● Task goal:
Give back all the data exactly, line by line.

● Recorded information:
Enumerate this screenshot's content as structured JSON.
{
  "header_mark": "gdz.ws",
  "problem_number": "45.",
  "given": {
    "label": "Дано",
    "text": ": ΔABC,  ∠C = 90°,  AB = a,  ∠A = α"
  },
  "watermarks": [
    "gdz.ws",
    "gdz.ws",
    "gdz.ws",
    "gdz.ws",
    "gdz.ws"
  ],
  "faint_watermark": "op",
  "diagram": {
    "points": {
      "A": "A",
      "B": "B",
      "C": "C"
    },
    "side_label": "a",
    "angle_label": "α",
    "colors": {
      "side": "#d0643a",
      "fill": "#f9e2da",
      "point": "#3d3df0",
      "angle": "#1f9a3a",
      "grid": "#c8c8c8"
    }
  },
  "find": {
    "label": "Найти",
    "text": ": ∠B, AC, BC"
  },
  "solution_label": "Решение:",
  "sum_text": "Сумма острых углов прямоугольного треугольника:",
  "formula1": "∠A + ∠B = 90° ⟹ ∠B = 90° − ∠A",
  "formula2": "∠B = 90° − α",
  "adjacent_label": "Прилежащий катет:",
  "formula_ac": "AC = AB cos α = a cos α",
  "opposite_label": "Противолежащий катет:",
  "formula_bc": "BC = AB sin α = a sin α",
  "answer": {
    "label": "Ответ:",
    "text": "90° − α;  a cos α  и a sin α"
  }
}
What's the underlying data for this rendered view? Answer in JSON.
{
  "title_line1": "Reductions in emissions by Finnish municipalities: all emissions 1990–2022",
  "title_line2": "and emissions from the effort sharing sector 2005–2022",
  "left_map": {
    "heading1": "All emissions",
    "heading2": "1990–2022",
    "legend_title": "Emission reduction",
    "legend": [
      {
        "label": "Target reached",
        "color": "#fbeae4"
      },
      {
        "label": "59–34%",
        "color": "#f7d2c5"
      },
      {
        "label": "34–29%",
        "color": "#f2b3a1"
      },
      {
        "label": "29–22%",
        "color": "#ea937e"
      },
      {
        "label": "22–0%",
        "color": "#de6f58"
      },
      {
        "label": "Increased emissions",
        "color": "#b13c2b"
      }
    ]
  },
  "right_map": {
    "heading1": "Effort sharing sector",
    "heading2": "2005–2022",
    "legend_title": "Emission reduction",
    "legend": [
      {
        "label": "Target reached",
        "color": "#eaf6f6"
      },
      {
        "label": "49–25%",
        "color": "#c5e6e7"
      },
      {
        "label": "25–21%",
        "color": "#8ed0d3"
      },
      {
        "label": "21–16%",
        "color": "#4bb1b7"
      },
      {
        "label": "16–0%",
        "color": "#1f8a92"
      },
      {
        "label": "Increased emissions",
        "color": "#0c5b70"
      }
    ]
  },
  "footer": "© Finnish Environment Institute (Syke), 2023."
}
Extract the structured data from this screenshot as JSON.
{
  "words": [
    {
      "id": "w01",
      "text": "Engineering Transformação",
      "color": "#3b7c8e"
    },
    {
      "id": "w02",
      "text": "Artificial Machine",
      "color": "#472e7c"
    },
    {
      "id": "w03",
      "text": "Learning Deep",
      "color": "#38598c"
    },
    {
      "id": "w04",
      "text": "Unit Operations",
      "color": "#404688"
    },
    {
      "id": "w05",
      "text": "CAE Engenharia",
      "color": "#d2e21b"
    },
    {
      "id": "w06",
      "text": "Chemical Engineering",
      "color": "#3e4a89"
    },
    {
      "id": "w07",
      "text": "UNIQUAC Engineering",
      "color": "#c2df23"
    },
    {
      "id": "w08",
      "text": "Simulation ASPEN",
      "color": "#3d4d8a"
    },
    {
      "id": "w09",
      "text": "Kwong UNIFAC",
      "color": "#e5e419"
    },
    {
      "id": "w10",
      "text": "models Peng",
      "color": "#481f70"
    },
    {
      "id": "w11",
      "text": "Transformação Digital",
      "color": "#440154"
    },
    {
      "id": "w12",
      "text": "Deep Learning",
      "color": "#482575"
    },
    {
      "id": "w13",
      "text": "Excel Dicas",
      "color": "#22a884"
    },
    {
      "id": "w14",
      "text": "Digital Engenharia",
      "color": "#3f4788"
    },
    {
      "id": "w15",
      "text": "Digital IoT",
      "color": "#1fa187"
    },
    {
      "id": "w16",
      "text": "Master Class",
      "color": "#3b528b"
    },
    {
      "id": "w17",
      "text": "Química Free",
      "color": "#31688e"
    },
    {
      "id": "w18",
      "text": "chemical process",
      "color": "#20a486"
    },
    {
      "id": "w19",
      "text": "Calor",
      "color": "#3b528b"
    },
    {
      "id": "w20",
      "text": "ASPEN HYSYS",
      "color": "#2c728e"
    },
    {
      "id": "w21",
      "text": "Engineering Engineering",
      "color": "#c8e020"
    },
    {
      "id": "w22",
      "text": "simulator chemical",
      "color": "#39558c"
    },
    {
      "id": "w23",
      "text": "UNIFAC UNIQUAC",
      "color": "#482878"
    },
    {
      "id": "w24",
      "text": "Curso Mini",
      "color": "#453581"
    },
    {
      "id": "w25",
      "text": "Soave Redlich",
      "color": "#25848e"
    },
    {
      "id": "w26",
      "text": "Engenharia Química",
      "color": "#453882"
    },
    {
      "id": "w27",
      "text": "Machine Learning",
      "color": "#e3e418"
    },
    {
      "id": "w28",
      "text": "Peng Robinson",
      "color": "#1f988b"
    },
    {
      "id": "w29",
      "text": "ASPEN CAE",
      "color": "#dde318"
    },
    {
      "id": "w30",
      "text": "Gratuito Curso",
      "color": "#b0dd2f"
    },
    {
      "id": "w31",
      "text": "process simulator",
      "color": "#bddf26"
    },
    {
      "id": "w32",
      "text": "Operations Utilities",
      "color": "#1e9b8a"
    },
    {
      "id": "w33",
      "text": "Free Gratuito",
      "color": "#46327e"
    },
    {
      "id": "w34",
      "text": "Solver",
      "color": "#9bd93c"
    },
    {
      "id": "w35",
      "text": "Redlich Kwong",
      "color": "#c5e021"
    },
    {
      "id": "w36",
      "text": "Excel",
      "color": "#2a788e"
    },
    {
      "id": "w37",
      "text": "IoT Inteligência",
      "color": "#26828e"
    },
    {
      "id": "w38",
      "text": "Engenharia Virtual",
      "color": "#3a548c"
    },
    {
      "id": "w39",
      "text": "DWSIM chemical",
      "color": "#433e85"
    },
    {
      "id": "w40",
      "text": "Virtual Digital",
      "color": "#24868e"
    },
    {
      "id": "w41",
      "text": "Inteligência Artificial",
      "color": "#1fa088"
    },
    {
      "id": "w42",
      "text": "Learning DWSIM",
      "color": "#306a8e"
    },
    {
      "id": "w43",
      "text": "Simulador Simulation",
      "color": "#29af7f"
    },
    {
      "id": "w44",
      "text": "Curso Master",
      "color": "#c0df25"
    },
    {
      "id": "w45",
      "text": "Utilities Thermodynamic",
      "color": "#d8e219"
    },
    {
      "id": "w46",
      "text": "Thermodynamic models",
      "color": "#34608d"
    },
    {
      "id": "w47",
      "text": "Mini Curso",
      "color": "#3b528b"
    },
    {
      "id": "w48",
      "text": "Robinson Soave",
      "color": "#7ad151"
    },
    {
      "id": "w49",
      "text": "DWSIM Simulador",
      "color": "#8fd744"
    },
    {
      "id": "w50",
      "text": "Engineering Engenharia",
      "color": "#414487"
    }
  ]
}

● Answer to this task:
Enumerate this screenshot's content as structured JSON.
{
  "header_mark": "gdz.ws",
  "problem_number": "45.",
  "given": {
    "label": "Дано",
    "text": ": ΔABC,  ∠C = 90°,  AB = a,  ∠A = α"
  },
  "watermarks": [
    "gdz.ws",
    "gdz.ws",
    "gdz.ws",
    "gdz.ws",
    "gdz.ws"
  ],
  "faint_watermark": "op",
  "diagram": {
    "points": {
      "A": "A",
      "B": "B",
      "C": "C"
    },
    "side_label": "a",
    "angle_label": "α",
    "colors": {
      "side": "#d0643a",
      "fill": "#f9e2da",
      "point": "#3d3df0",
      "angle": "#1f9a3a",
      "grid": "#c8c8c8"
    }
  },
  "find": {
    "label": "Найти",
    "text": ": ∠B, AC, BC"
  },
  "solution_label": "Решение:",
  "sum_text": "Сумма острых углов прямоугольного треугольника:",
  "formula1": "∠A + ∠B = 90° ⟹ ∠B = 90° − ∠A",
  "formula2": "∠B = 90° − α",
  "adjacent_label": "Прилежащий катет:",
  "formula_ac": "AC = AB cos α = a cos α",
  "opposite_label": "Противолежащий катет:",
  "formula_bc": "BC = AB sin α = a sin α",
  "answer": {
    "label": "Ответ:",
    "text": "90° − α;  a cos α  и a sin α"
  }
}
What's the underlying data for this rendered view? Answer in JSON.
{
  "title_line1": "Reductions in emissions by Finnish municipalities: all emissions 1990–2022",
  "title_line2": "and emissions from the effort sharing sector 2005–2022",
  "left_map": {
    "heading1": "All emissions",
    "heading2": "1990–2022",
    "legend_title": "Emission reduction",
    "legend": [
      {
        "label": "Target reached",
        "color": "#fbeae4"
      },
      {
        "label": "59–34%",
        "color": "#f7d2c5"
      },
      {
        "label": "34–29%",
        "color": "#f2b3a1"
      },
      {
        "label": "29–22%",
        "color": "#ea937e"
      },
      {
        "label": "22–0%",
        "color": "#de6f58"
      },
      {
        "label": "Increased emissions",
        "color": "#b13c2b"
      }
    ]
  },
  "right_map": {
    "heading1": "Effort sharing sector",
    "heading2": "2005–2022",
    "legend_title": "Emission reduction",
    "legend": [
      {
        "label": "Target reached",
        "color": "#eaf6f6"
      },
      {
        "label": "49–25%",
        "color": "#c5e6e7"
      },
      {
        "label": "25–21%",
        "color": "#8ed0d3"
      },
      {
        "label": "21–16%",
        "color": "#4bb1b7"
      },
      {
        "label": "16–0%",
        "color": "#1f8a92"
      },
      {
        "label": "Increased emissions",
        "color": "#0c5b70"
      }
    ]
  },
  "footer": "© Finnish Environment Institute (Syke), 2023."
}
Extract the structured data from this screenshot as JSON.
{
  "words": [
    {
      "id": "w01",
      "text": "Engineering Transformação",
      "color": "#3b7c8e"
    },
    {
      "id": "w02",
      "text": "Artificial Machine",
      "color": "#472e7c"
    },
    {
      "id": "w03",
      "text": "Learning Deep",
      "color": "#38598c"
    },
    {
      "id": "w04",
      "text": "Unit Operations",
      "color": "#404688"
    },
    {
      "id": "w05",
      "text": "CAE Engenharia",
      "color": "#d2e21b"
    },
    {
      "id": "w06",
      "text": "Chemical Engineering",
      "color": "#3e4a89"
    },
    {
      "id": "w07",
      "text": "UNIQUAC Engineering",
      "color": "#c2df23"
    },
    {
      "id": "w08",
      "text": "Simulation ASPEN",
      "color": "#3d4d8a"
    },
    {
      "id": "w09",
      "text": "Kwong UNIFAC",
      "color": "#e5e419"
    },
    {
      "id": "w10",
      "text": "models Peng",
      "color": "#481f70"
    },
    {
      "id": "w11",
      "text": "Transformação Digital",
      "color": "#440154"
    },
    {
      "id": "w12",
      "text": "Deep Learning",
      "color": "#482575"
    },
    {
      "id": "w13",
      "text": "Excel Dicas",
      "color": "#22a884"
    },
    {
      "id": "w14",
      "text": "Digital Engenharia",
      "color": "#3f4788"
    },
    {
      "id": "w15",
      "text": "Digital IoT",
      "color": "#1fa187"
    },
    {
      "id": "w16",
      "text": "Master Class",
      "color": "#3b528b"
    },
    {
      "id": "w17",
      "text": "Química Free",
      "color": "#31688e"
    },
    {
      "id": "w18",
      "text": "chemical process",
      "color": "#20a486"
    },
    {
      "id": "w19",
      "text": "Calor",
      "color": "#3b528b"
    },
    {
      "id": "w20",
      "text": "ASPEN HYSYS",
      "color": "#2c728e"
    },
    {
      "id": "w21",
      "text": "Engineering Engineering",
      "color": "#c8e020"
    },
    {
      "id": "w22",
      "text": "simulator chemical",
      "color": "#39558c"
    },
    {
      "id": "w23",
      "text": "UNIFAC UNIQUAC",
      "color": "#482878"
    },
    {
      "id": "w24",
      "text": "Curso Mini",
      "color": "#453581"
    },
    {
      "id": "w25",
      "text": "Soave Redlich",
      "color": "#25848e"
    },
    {
      "id": "w26",
      "text": "Engenharia Química",
      "color": "#453882"
    },
    {
      "id": "w27",
      "text": "Machine Learning",
      "color": "#e3e418"
    },
    {
      "id": "w28",
      "text": "Peng Robinson",
      "color": "#1f988b"
    },
    {
      "id": "w29",
      "text": "ASPEN CAE",
      "color": "#dde318"
    },
    {
      "id": "w30",
      "text": "Gratuito Curso",
      "color": "#b0dd2f"
    },
    {
      "id": "w31",
      "text": "process simulator",
      "color": "#bddf26"
    },
    {
      "id": "w32",
      "text": "Operations Utilities",
      "color": "#1e9b8a"
    },
    {
      "id": "w33",
      "text": "Free Gratuito",
      "color": "#46327e"
    },
    {
      "id": "w34",
      "text": "Solver",
      "color": "#9bd93c"
    },
    {
      "id": "w35",
      "text": "Redlich Kwong",
      "color": "#c5e021"
    },
    {
      "id": "w36",
      "text": "Excel",
      "color": "#2a788e"
    },
    {
      "id": "w37",
      "text": "IoT Inteligência",
      "color": "#26828e"
    },
    {
      "id": "w38",
      "text": "Engenharia Virtual",
      "color": "#3a548c"
    },
    {
      "id": "w39",
      "text": "DWSIM chemical",
      "color": "#433e85"
    },
    {
      "id": "w40",
      "text": "Virtual Digital",
      "color": "#24868e"
    },
    {
      "id": "w41",
      "text": "Inteligência Artificial",
      "color": "#1fa088"
    },
    {
      "id": "w42",
      "text": "Learning DWSIM",
      "color": "#306a8e"
    },
    {
      "id": "w43",
      "text": "Simulador Simulation",
      "color": "#29af7f"
    },
    {
      "id": "w44",
      "text": "Curso Master",
      "color": "#c0df25"
    },
    {
      "id": "w45",
      "text": "Utilities Thermodynamic",
      "color": "#d8e219"
    },
    {
      "id": "w46",
      "text": "Thermodynamic models",
      "color": "#34608d"
    },
    {
      "id": "w47",
      "text": "Mini Curso",
      "color": "#3b528b"
    },
    {
      "id": "w48",
      "text": "Robinson Soave",
      "color": "#7ad151"
    },
    {
      "id": "w49",
      "text": "DWSIM Simulador",
      "color": "#8fd744"
    },
    {
      "id": "w50",
      "text": "Engineering Engenharia",
      "color": "#414487"
    }
  ]
}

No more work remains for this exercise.